Instruction:
Print out each record below, unaltered and complete, without its images.

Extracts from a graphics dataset

■ ■ ■ ■ ■ ■ ■

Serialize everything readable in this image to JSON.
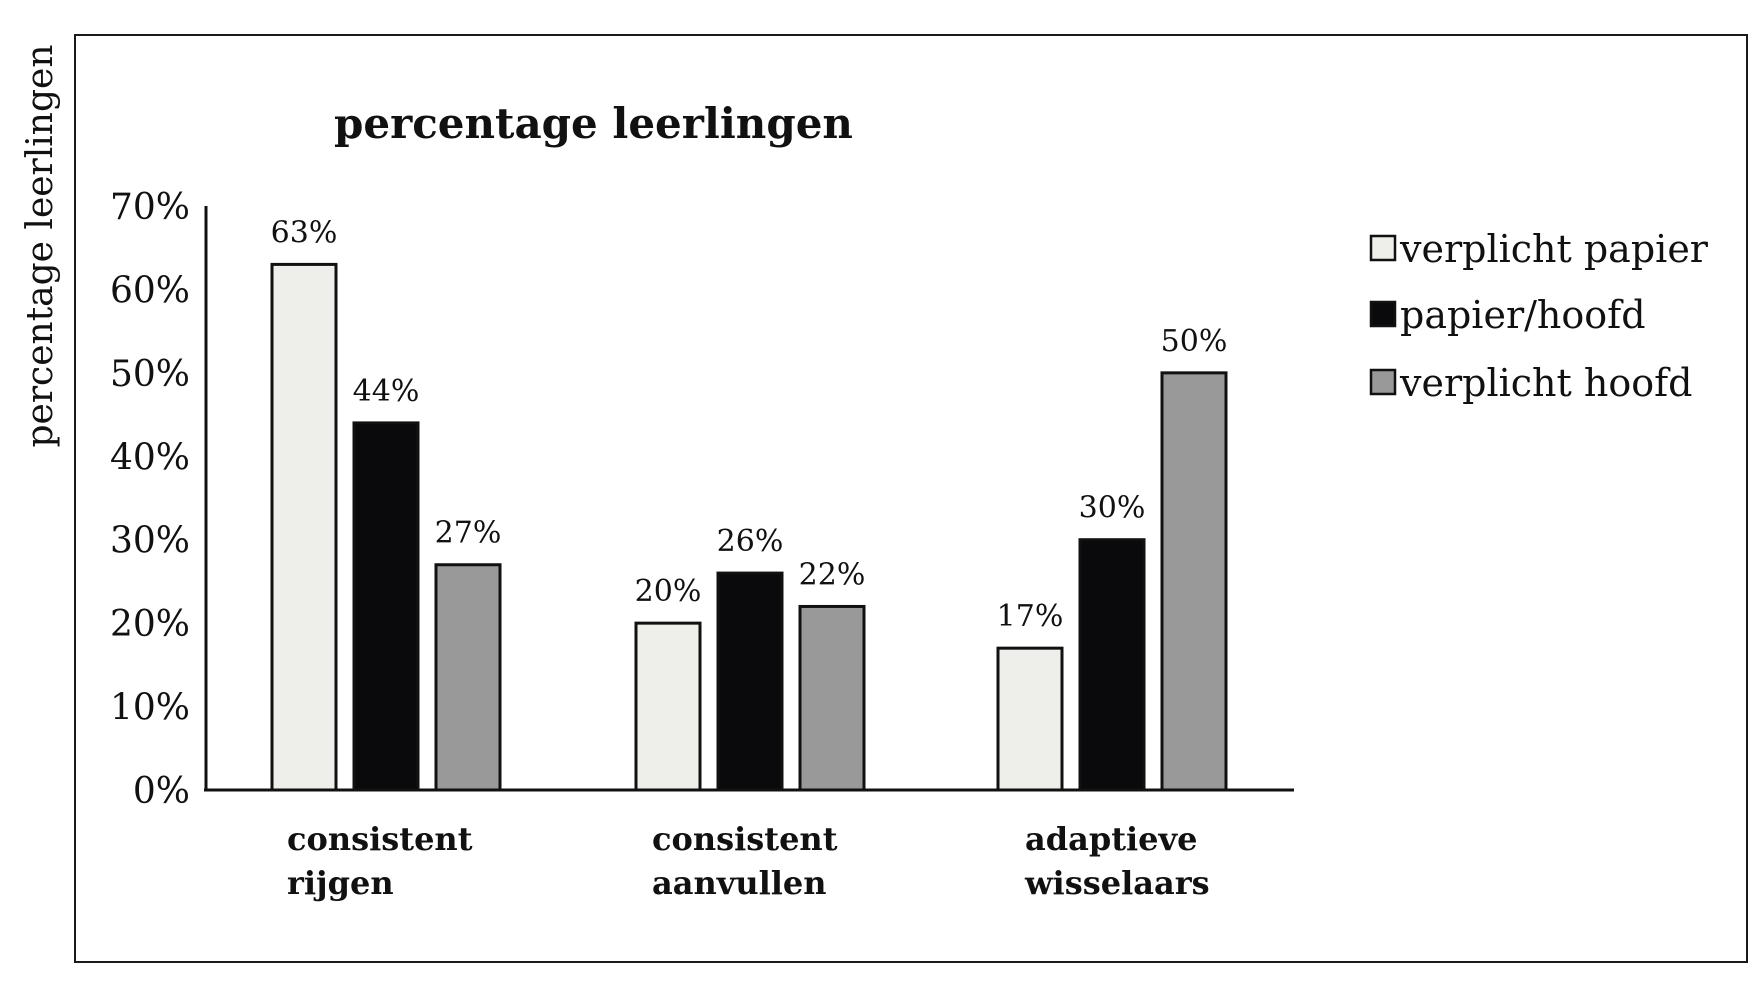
{
  "chart_data": {
    "type": "bar",
    "title": "percentage leerlingen",
    "ylabel": "percentage leerlingen",
    "xlabel": "",
    "ylim": [
      0,
      70
    ],
    "yticks": [
      "0%",
      "10%",
      "20%",
      "30%",
      "40%",
      "50%",
      "60%",
      "70%"
    ],
    "grid": false,
    "legend_position": "right",
    "categories": [
      [
        "consistent",
        "rijgen"
      ],
      [
        "consistent",
        "aanvullen"
      ],
      [
        "adaptieve",
        "wisselaars"
      ]
    ],
    "series": [
      {
        "name": "verplicht papier",
        "color": "#eeeeeb",
        "values": [
          63,
          20,
          17
        ],
        "labels": [
          "63%",
          "20%",
          "17%"
        ]
      },
      {
        "name": "papier/hoofd",
        "color": "#0a0a0d",
        "values": [
          44,
          26,
          30
        ],
        "labels": [
          "44%",
          "26%",
          "30%"
        ]
      },
      {
        "name": "verplicht hoofd",
        "color": "#999999",
        "values": [
          27,
          22,
          50
        ],
        "labels": [
          "27%",
          "22%",
          "50%"
        ]
      }
    ]
  }
}
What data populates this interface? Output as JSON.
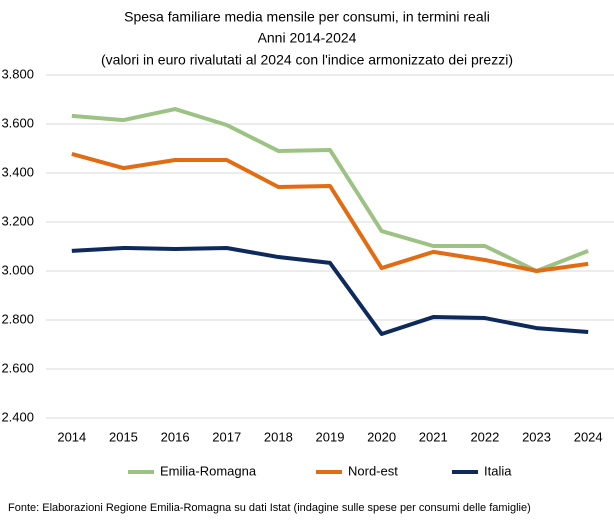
{
  "chart_data": {
    "type": "line",
    "title": [
      "Spesa familiare media mensile per consumi, in termini reali",
      "Anni 2014-2024",
      "(valori in euro rivalutati al 2024 con l'indice armonizzato dei prezzi)"
    ],
    "categories": [
      "2014",
      "2015",
      "2016",
      "2017",
      "2018",
      "2019",
      "2020",
      "2021",
      "2022",
      "2023",
      "2024"
    ],
    "series": [
      {
        "name": "Emilia-Romagna",
        "color": "#9dc384",
        "values": [
          3633,
          3616,
          3661,
          3596,
          3490,
          3494,
          3163,
          3102,
          3102,
          3000,
          3082
        ]
      },
      {
        "name": "Nord-est",
        "color": "#e36c12",
        "values": [
          3478,
          3420,
          3453,
          3453,
          3343,
          3347,
          3012,
          3078,
          3045,
          3000,
          3029
        ]
      },
      {
        "name": "Italia",
        "color": "#0e2a5c",
        "values": [
          3082,
          3094,
          3090,
          3094,
          3057,
          3033,
          2743,
          2812,
          2808,
          2767,
          2751
        ]
      }
    ],
    "ylim": [
      2400,
      3800
    ],
    "yticks": [
      {
        "value": 2400,
        "label": "2.400"
      },
      {
        "value": 2600,
        "label": "2.600"
      },
      {
        "value": 2800,
        "label": "2.800"
      },
      {
        "value": 3000,
        "label": "3.000"
      },
      {
        "value": 3200,
        "label": "3.200"
      },
      {
        "value": 3400,
        "label": "3.400"
      },
      {
        "value": 3600,
        "label": "3.600"
      },
      {
        "value": 3800,
        "label": "3.800"
      }
    ],
    "grid": true,
    "legend": "bottom",
    "source": "Fonte: Elaborazioni Regione Emilia-Romagna su dati Istat (indagine sulle spese per consumi delle famiglie)"
  }
}
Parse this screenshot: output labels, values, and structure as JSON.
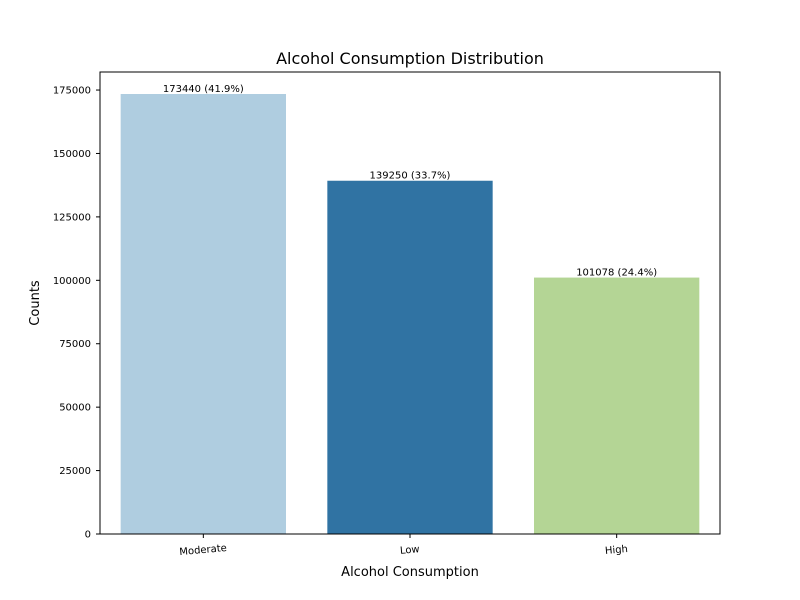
{
  "chart_data": {
    "type": "bar",
    "title": "Alcohol Consumption Distribution",
    "xlabel": "Alcohol Consumption",
    "ylabel": "Counts",
    "categories": [
      "Moderate",
      "Low",
      "High"
    ],
    "values": [
      173440,
      139250,
      101078
    ],
    "data_labels": [
      "173440 (41.9%)",
      "139250 (33.7%)",
      "101078 (24.4%)"
    ],
    "colors": [
      "#afcde0",
      "#3073a3",
      "#b4d595"
    ],
    "yticks": [
      0,
      25000,
      50000,
      75000,
      100000,
      125000,
      150000,
      175000
    ],
    "ytick_labels": [
      "0",
      "25000",
      "50000",
      "75000",
      "100000",
      "125000",
      "150000",
      "175000"
    ],
    "ylim": [
      0,
      182112
    ],
    "grid": false,
    "legend": "none"
  }
}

■ ■ ■ ■ ■ ■ ■

Response:
Serialize everything readable in this image to JSON.
{
  "chart_data": {
    "type": "bar",
    "title": "percentage leerlingen",
    "ylabel": "percentage leerlingen",
    "xlabel": "",
    "ylim": [
      0,
      70
    ],
    "yticks": [
      "0%",
      "10%",
      "20%",
      "30%",
      "40%",
      "50%",
      "60%",
      "70%"
    ],
    "grid": false,
    "legend_position": "right",
    "categories": [
      [
        "consistent",
        "rijgen"
      ],
      [
        "consistent",
        "aanvullen"
      ],
      [
        "adaptieve",
        "wisselaars"
      ]
    ],
    "series": [
      {
        "name": "verplicht papier",
        "color": "#eeeeeb",
        "values": [
          63,
          20,
          17
        ],
        "labels": [
          "63%",
          "20%",
          "17%"
        ]
      },
      {
        "name": "papier/hoofd",
        "color": "#0a0a0d",
        "values": [
          44,
          26,
          30
        ],
        "labels": [
          "44%",
          "26%",
          "30%"
        ]
      },
      {
        "name": "verplicht hoofd",
        "color": "#999999",
        "values": [
          27,
          22,
          50
        ],
        "labels": [
          "27%",
          "22%",
          "50%"
        ]
      }
    ]
  }
}
What data populates this interface? Output as JSON.
{
  "chart_data": {
    "type": "line",
    "title": [
      "Spesa familiare media mensile per consumi, in termini reali",
      "Anni 2014-2024",
      "(valori in euro rivalutati al 2024 con l'indice armonizzato dei prezzi)"
    ],
    "categories": [
      "2014",
      "2015",
      "2016",
      "2017",
      "2018",
      "2019",
      "2020",
      "2021",
      "2022",
      "2023",
      "2024"
    ],
    "series": [
      {
        "name": "Emilia-Romagna",
        "color": "#9dc384",
        "values": [
          3633,
          3616,
          3661,
          3596,
          3490,
          3494,
          3163,
          3102,
          3102,
          3000,
          3082
        ]
      },
      {
        "name": "Nord-est",
        "color": "#e36c12",
        "values": [
          3478,
          3420,
          3453,
          3453,
          3343,
          3347,
          3012,
          3078,
          3045,
          3000,
          3029
        ]
      },
      {
        "name": "Italia",
        "color": "#0e2a5c",
        "values": [
          3082,
          3094,
          3090,
          3094,
          3057,
          3033,
          2743,
          2812,
          2808,
          2767,
          2751
        ]
      }
    ],
    "ylim": [
      2400,
      3800
    ],
    "yticks": [
      {
        "value": 2400,
        "label": "2.400"
      },
      {
        "value": 2600,
        "label": "2.600"
      },
      {
        "value": 2800,
        "label": "2.800"
      },
      {
        "value": 3000,
        "label": "3.000"
      },
      {
        "value": 3200,
        "label": "3.200"
      },
      {
        "value": 3400,
        "label": "3.400"
      },
      {
        "value": 3600,
        "label": "3.600"
      },
      {
        "value": 3800,
        "label": "3.800"
      }
    ],
    "grid": true,
    "legend": "bottom",
    "source": "Fonte: Elaborazioni Regione Emilia-Romagna su dati Istat (indagine sulle spese per consumi delle famiglie)"
  }
}
Parse this screenshot: output labels, values, and structure as JSON.
{
  "chart_data": {
    "type": "bar",
    "title": "Alcohol Consumption Distribution",
    "xlabel": "Alcohol Consumption",
    "ylabel": "Counts",
    "categories": [
      "Moderate",
      "Low",
      "High"
    ],
    "values": [
      173440,
      139250,
      101078
    ],
    "data_labels": [
      "173440 (41.9%)",
      "139250 (33.7%)",
      "101078 (24.4%)"
    ],
    "colors": [
      "#afcde0",
      "#3073a3",
      "#b4d595"
    ],
    "yticks": [
      0,
      25000,
      50000,
      75000,
      100000,
      125000,
      150000,
      175000
    ],
    "ytick_labels": [
      "0",
      "25000",
      "50000",
      "75000",
      "100000",
      "125000",
      "150000",
      "175000"
    ],
    "ylim": [
      0,
      182112
    ],
    "grid": false,
    "legend": "none"
  }
}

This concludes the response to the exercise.